- **INFORMATION SUPPLIED**
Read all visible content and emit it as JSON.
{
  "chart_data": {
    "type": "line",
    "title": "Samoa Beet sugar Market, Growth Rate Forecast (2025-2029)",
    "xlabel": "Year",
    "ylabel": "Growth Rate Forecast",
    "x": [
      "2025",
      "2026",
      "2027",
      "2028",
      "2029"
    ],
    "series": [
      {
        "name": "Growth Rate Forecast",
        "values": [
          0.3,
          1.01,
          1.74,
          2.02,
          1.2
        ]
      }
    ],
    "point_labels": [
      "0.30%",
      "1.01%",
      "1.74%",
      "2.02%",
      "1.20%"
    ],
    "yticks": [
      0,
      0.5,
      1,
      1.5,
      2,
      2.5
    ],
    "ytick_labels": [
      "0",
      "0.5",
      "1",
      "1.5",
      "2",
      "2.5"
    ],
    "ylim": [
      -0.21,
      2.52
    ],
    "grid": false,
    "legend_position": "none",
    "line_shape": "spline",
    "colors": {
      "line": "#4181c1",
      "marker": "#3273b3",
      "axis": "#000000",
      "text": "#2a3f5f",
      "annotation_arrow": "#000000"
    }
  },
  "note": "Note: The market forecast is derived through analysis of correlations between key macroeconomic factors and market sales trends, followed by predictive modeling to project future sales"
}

- **THE REQUEST**
Take the lines above and retype all of them exactly.

- **ANSWER TO THE EXERCISE**
Read all visible content and emit it as JSON.
{
  "chart_data": {
    "type": "line",
    "title": "Samoa Beet sugar Market, Growth Rate Forecast (2025-2029)",
    "xlabel": "Year",
    "ylabel": "Growth Rate Forecast",
    "x": [
      "2025",
      "2026",
      "2027",
      "2028",
      "2029"
    ],
    "series": [
      {
        "name": "Growth Rate Forecast",
        "values": [
          0.3,
          1.01,
          1.74,
          2.02,
          1.2
        ]
      }
    ],
    "point_labels": [
      "0.30%",
      "1.01%",
      "1.74%",
      "2.02%",
      "1.20%"
    ],
    "yticks": [
      0,
      0.5,
      1,
      1.5,
      2,
      2.5
    ],
    "ytick_labels": [
      "0",
      "0.5",
      "1",
      "1.5",
      "2",
      "2.5"
    ],
    "ylim": [
      -0.21,
      2.52
    ],
    "grid": false,
    "legend_position": "none",
    "line_shape": "spline",
    "colors": {
      "line": "#4181c1",
      "marker": "#3273b3",
      "axis": "#000000",
      "text": "#2a3f5f",
      "annotation_arrow": "#000000"
    }
  },
  "note": "Note: The market forecast is derived through analysis of correlations between key macroeconomic factors and market sales trends, followed by predictive modeling to project future sales"
}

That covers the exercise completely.